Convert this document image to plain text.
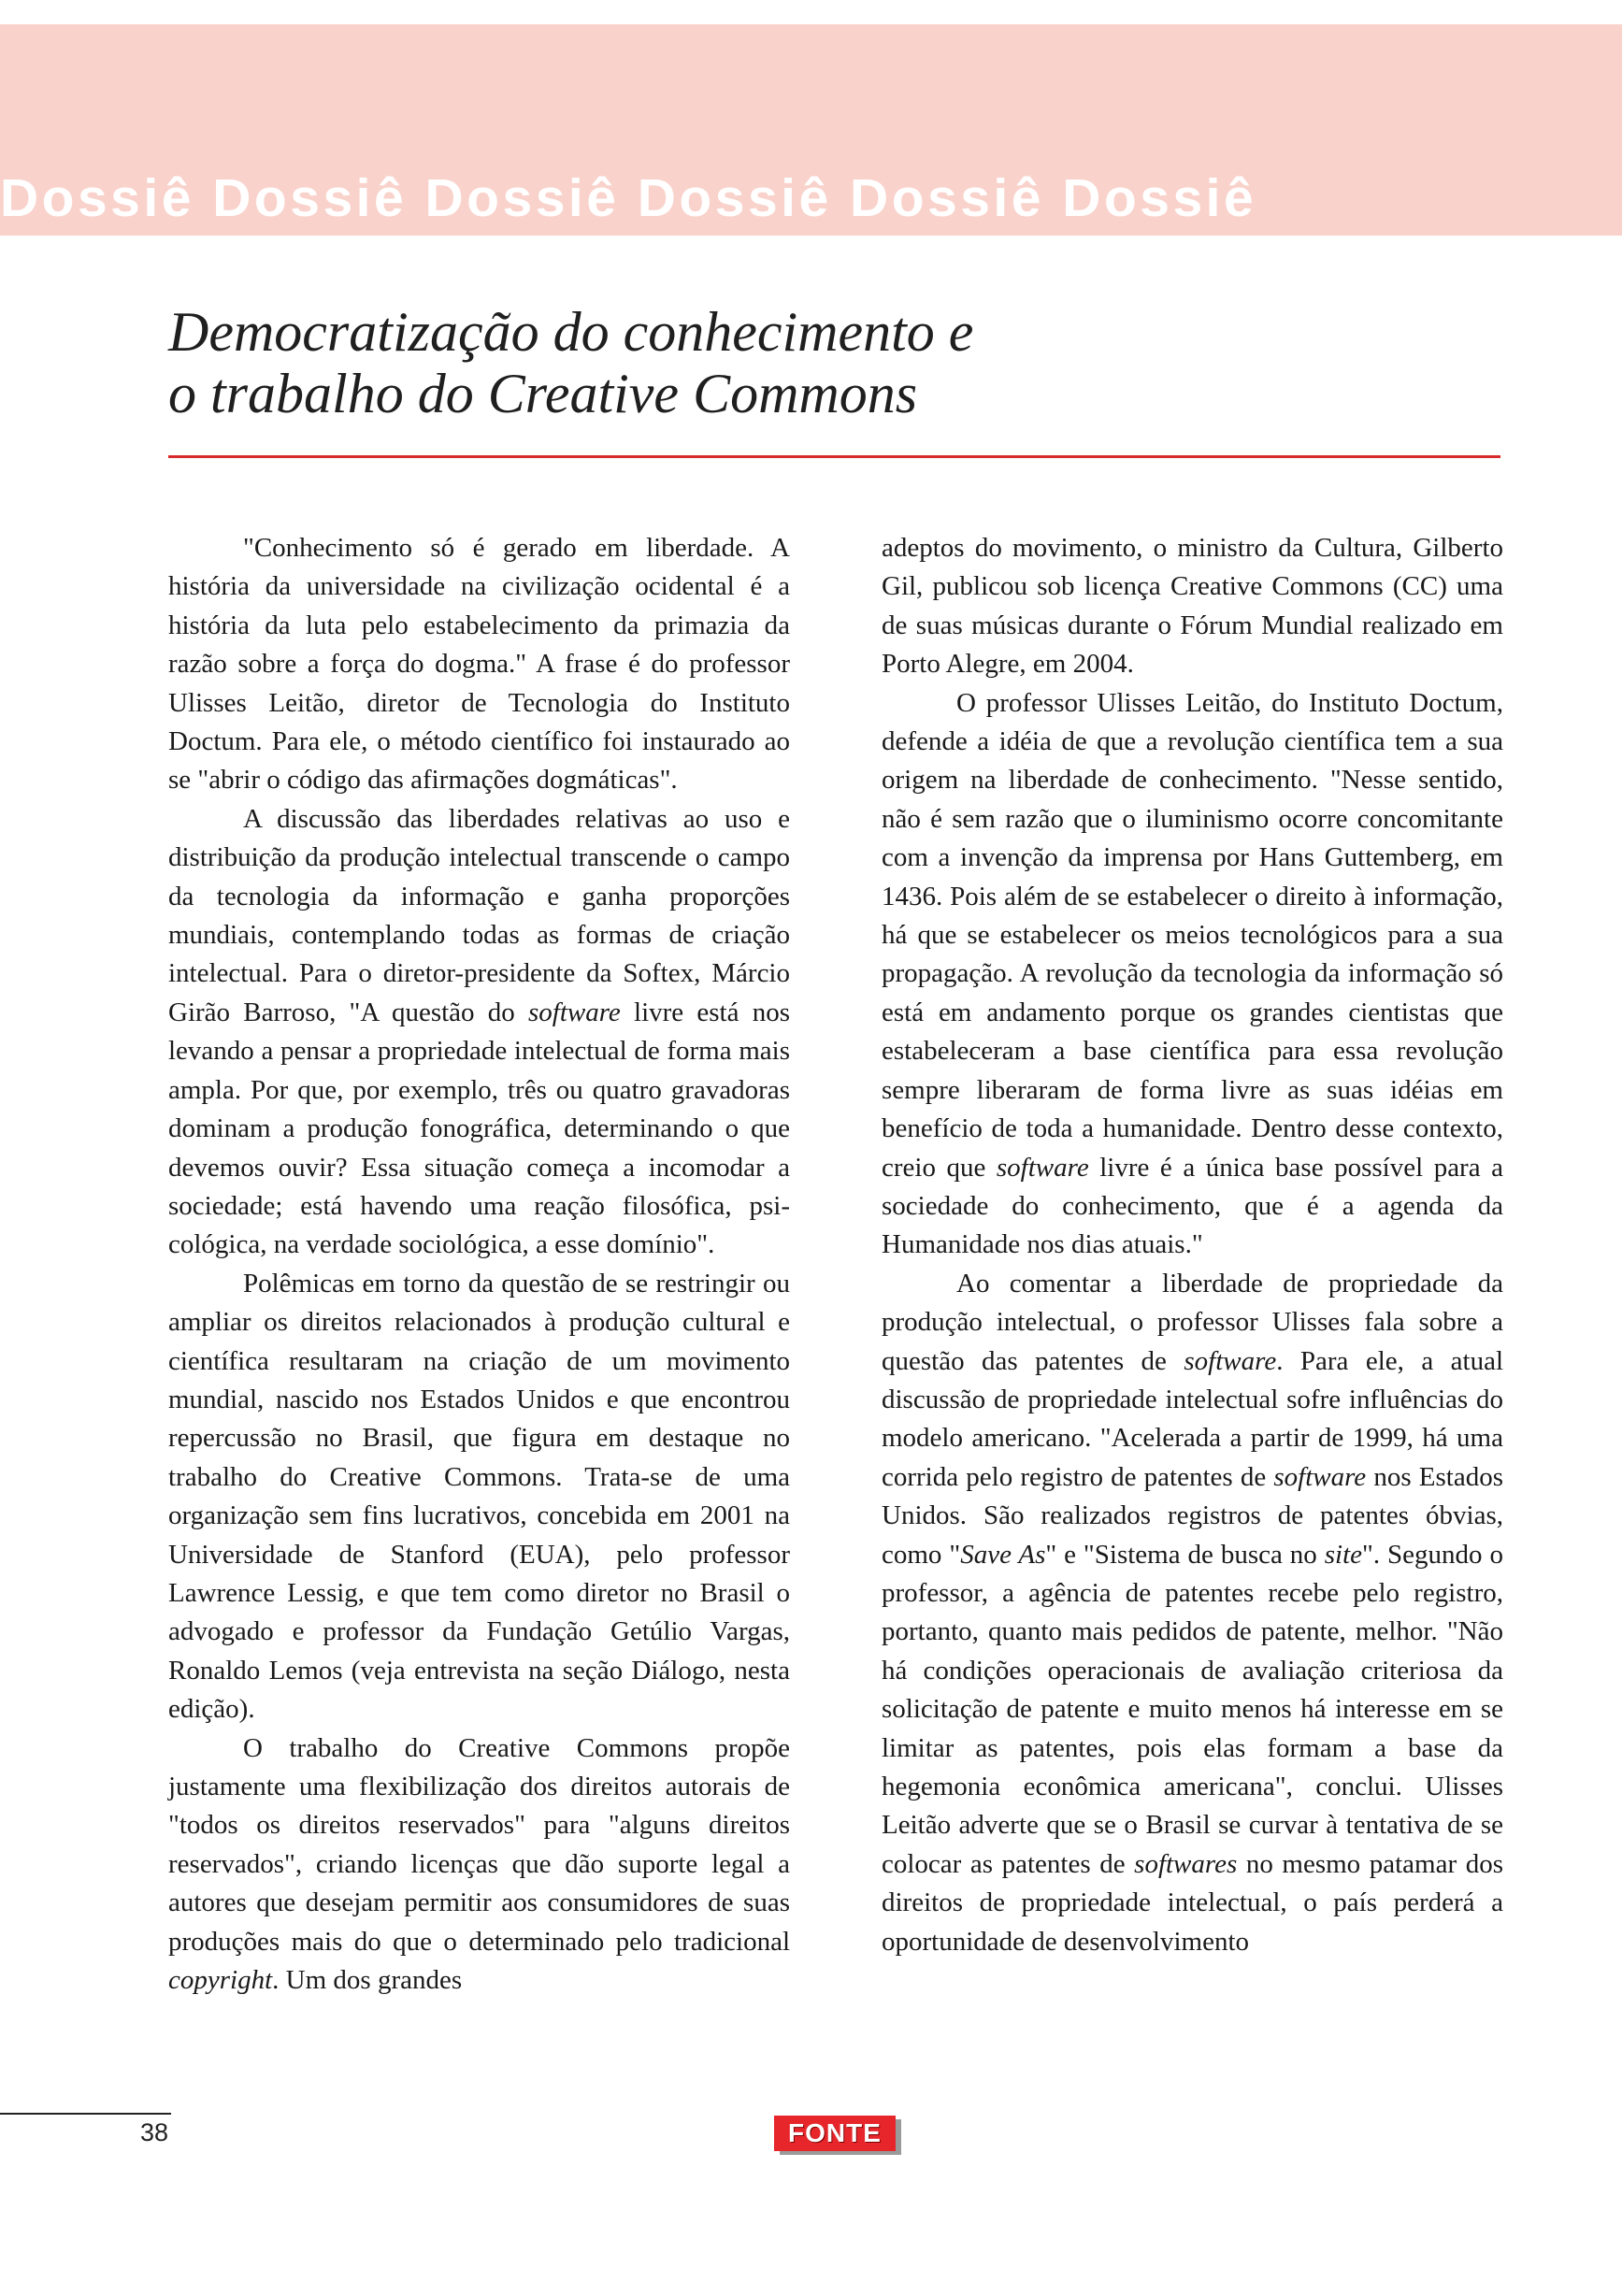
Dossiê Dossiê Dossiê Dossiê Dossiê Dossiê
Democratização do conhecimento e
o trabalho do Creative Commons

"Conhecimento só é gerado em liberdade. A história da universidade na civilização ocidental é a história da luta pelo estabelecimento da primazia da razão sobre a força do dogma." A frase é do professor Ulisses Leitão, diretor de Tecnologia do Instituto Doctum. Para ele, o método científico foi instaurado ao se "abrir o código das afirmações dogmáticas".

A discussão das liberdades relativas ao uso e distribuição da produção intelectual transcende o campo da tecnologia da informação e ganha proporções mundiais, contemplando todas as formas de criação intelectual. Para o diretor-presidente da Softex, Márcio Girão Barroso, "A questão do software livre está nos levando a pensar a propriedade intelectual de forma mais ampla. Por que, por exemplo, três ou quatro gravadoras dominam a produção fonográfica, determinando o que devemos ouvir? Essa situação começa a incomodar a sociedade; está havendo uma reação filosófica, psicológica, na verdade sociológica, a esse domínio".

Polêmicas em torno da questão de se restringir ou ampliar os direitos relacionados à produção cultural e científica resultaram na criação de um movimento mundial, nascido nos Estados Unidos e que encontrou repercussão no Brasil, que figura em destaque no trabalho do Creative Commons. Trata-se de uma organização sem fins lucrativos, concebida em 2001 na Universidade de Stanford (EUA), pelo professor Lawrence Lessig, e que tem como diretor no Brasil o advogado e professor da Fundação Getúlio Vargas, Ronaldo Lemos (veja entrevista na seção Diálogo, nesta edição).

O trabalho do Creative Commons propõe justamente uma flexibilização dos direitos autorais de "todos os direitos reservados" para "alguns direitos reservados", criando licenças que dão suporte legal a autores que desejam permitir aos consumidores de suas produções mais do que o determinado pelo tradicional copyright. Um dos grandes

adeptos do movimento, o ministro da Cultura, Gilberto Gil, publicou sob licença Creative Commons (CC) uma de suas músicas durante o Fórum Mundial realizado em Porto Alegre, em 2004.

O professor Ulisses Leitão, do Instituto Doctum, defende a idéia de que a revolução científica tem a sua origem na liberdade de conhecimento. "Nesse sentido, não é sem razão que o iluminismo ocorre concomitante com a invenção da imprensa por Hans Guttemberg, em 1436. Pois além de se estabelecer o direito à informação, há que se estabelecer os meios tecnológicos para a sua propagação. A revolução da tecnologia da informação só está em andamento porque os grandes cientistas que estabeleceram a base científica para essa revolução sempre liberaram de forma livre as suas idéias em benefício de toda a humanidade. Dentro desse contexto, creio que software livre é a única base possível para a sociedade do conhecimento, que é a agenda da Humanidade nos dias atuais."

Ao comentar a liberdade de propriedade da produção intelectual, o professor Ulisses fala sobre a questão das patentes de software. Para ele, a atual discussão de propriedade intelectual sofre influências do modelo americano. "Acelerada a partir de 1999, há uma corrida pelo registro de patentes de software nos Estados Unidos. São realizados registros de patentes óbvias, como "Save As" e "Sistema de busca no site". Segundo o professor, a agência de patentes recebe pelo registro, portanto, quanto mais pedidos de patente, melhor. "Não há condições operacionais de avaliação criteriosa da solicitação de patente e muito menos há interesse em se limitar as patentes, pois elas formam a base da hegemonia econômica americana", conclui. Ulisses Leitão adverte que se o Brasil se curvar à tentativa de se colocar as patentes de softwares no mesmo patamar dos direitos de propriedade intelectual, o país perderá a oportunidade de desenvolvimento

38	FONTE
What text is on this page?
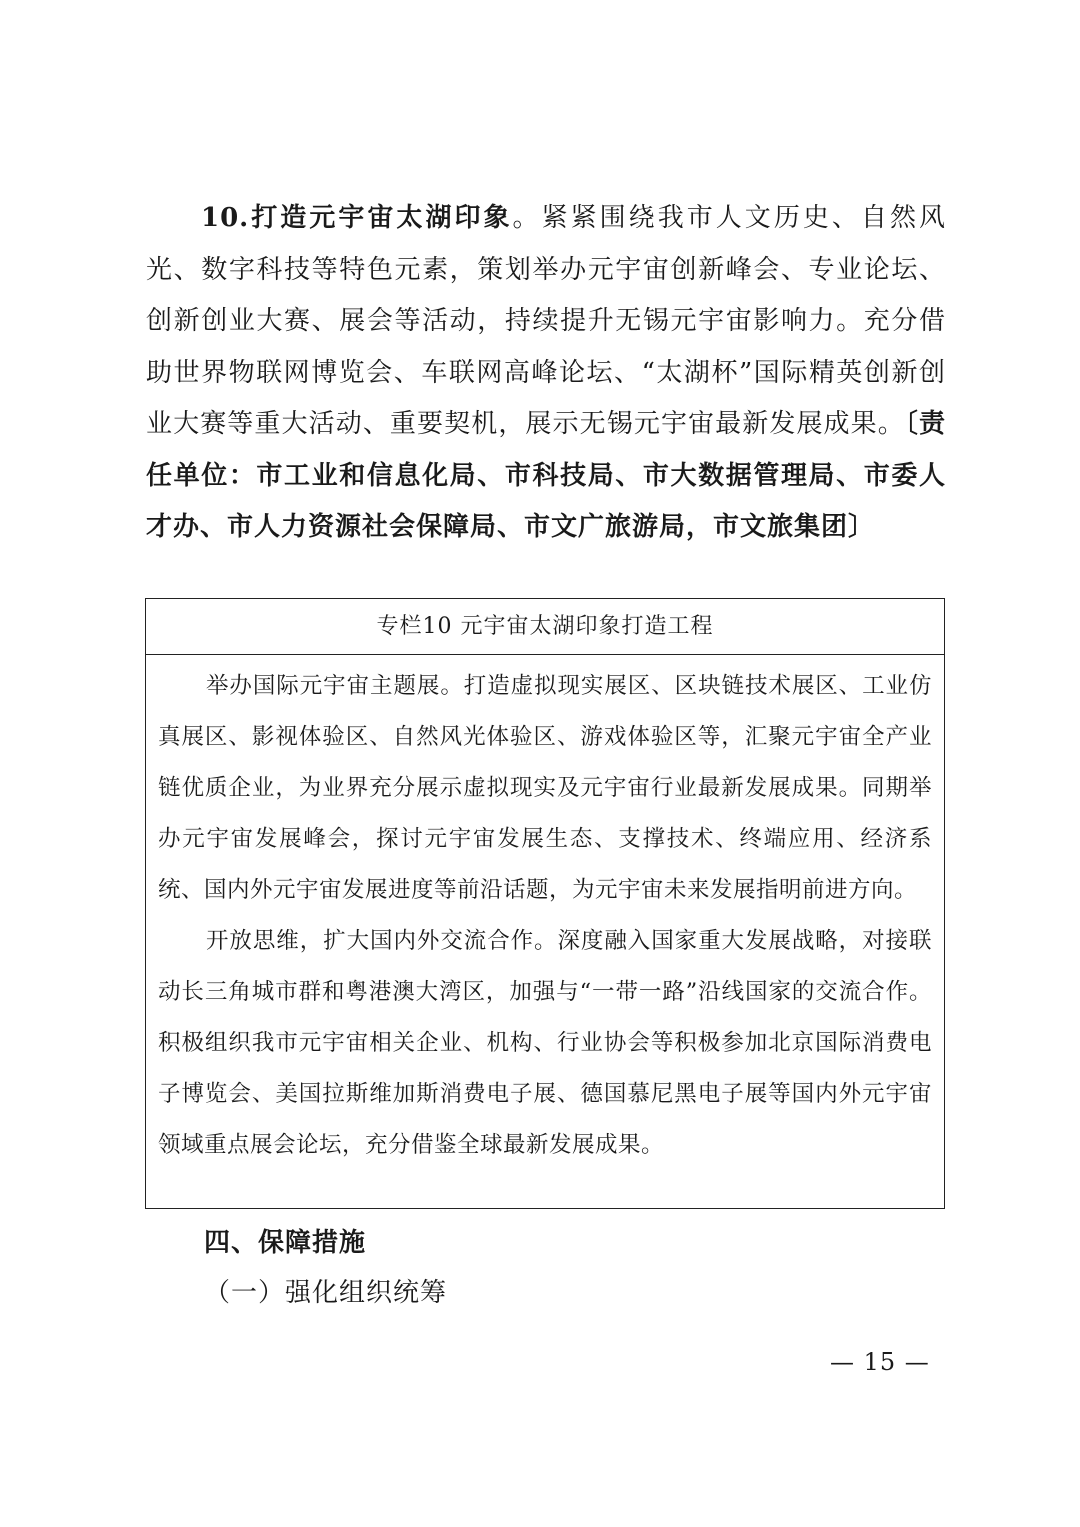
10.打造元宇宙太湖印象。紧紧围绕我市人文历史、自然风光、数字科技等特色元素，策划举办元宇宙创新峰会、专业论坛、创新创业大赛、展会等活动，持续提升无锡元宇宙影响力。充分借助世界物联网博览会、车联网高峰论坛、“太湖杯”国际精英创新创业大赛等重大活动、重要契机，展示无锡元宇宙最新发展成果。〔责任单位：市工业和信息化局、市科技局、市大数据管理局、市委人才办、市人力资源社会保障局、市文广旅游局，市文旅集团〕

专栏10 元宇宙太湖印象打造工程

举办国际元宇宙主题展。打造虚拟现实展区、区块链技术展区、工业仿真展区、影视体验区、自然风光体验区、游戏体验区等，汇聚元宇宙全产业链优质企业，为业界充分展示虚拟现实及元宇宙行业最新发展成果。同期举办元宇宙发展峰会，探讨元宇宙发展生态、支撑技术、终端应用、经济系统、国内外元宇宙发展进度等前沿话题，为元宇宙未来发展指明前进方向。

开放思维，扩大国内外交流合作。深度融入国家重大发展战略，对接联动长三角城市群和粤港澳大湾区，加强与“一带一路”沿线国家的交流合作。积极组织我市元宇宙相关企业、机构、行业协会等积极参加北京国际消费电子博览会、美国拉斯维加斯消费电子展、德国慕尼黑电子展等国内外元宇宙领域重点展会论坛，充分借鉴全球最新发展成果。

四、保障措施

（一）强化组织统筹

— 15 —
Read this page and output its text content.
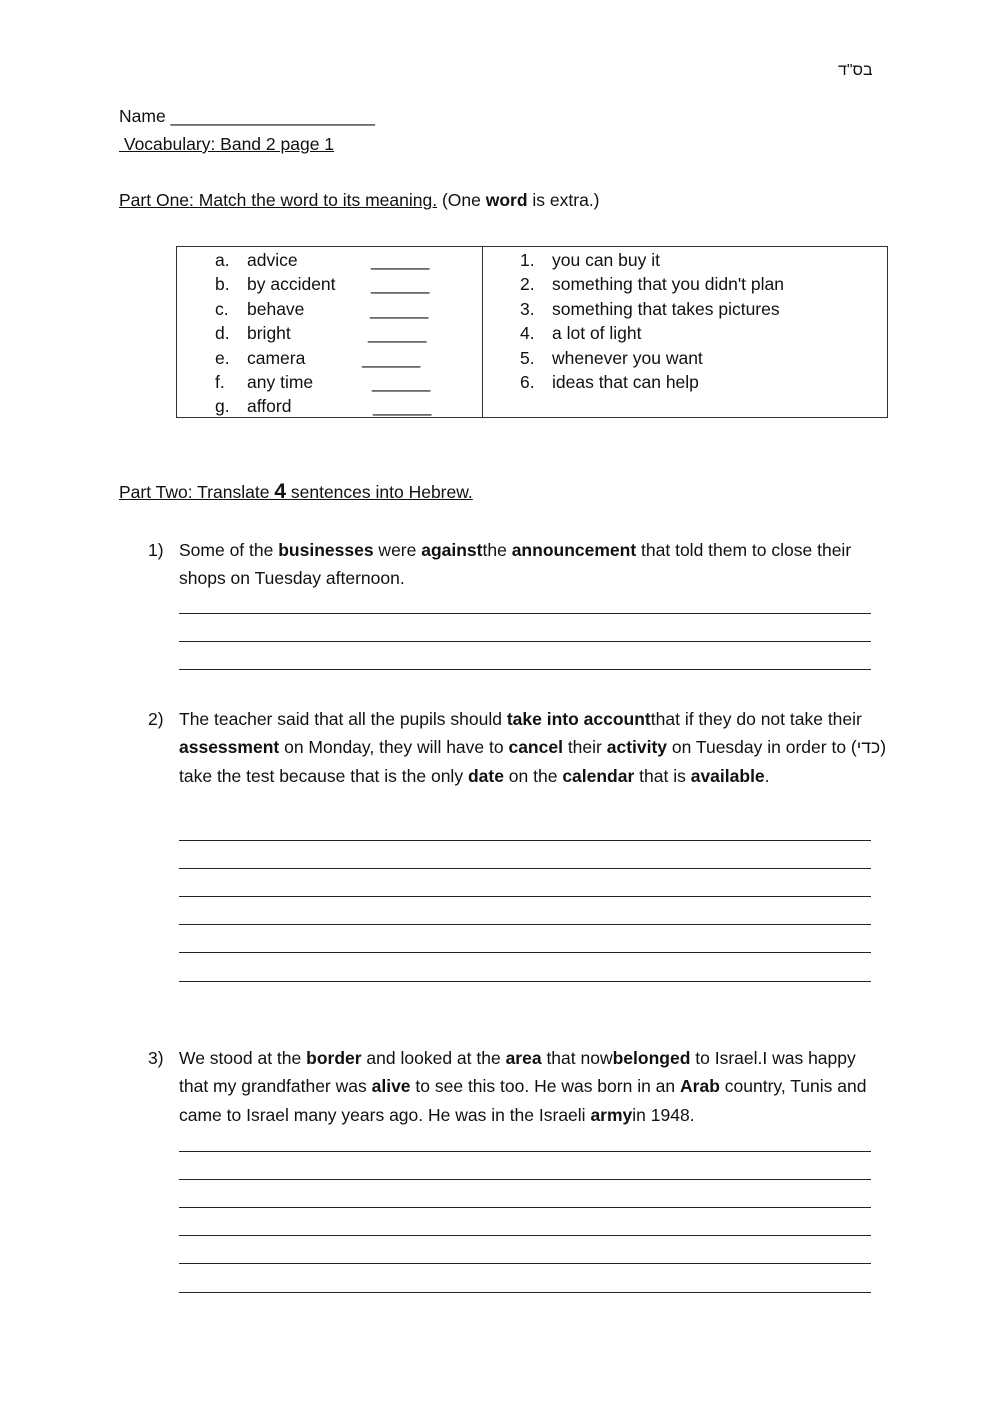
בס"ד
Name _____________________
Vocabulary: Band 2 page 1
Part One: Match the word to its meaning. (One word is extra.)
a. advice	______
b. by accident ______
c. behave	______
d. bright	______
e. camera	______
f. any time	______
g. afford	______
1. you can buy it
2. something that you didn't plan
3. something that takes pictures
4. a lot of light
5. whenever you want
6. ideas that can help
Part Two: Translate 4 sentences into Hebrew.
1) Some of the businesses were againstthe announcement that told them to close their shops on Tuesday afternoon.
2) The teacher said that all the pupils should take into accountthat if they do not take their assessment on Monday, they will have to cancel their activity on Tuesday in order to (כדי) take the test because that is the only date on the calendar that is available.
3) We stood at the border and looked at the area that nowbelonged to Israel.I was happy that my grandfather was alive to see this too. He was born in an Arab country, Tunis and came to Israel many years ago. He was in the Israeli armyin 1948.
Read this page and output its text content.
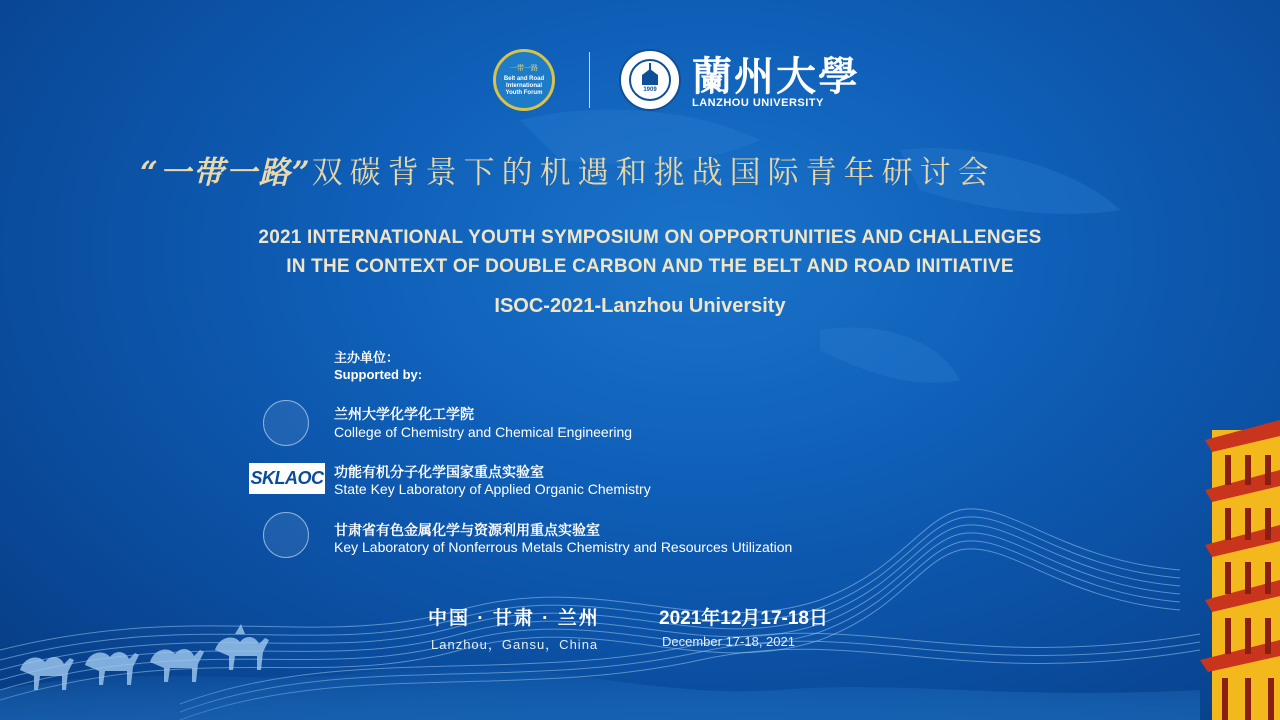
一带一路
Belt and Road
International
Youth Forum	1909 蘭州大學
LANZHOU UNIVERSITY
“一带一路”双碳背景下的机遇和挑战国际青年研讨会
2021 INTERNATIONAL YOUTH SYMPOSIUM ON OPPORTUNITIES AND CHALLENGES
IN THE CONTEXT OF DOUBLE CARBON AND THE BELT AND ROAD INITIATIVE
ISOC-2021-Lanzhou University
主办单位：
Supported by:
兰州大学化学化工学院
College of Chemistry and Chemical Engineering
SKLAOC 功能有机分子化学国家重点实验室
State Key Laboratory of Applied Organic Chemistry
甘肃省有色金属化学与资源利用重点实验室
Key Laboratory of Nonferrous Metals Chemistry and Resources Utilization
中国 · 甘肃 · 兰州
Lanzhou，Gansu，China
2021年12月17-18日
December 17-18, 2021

_ _ _ _ _

■ WHAT IS NEEDED
Go through the data and gather every line that holds "Chemistry".

■ TASK OUTPUT
College of Chemistry and Chemical Engineering
State Key Laboratory of Applied Organic Chemistry
Key Laboratory of Nonferrous Metals Chemistry and Resources Utilization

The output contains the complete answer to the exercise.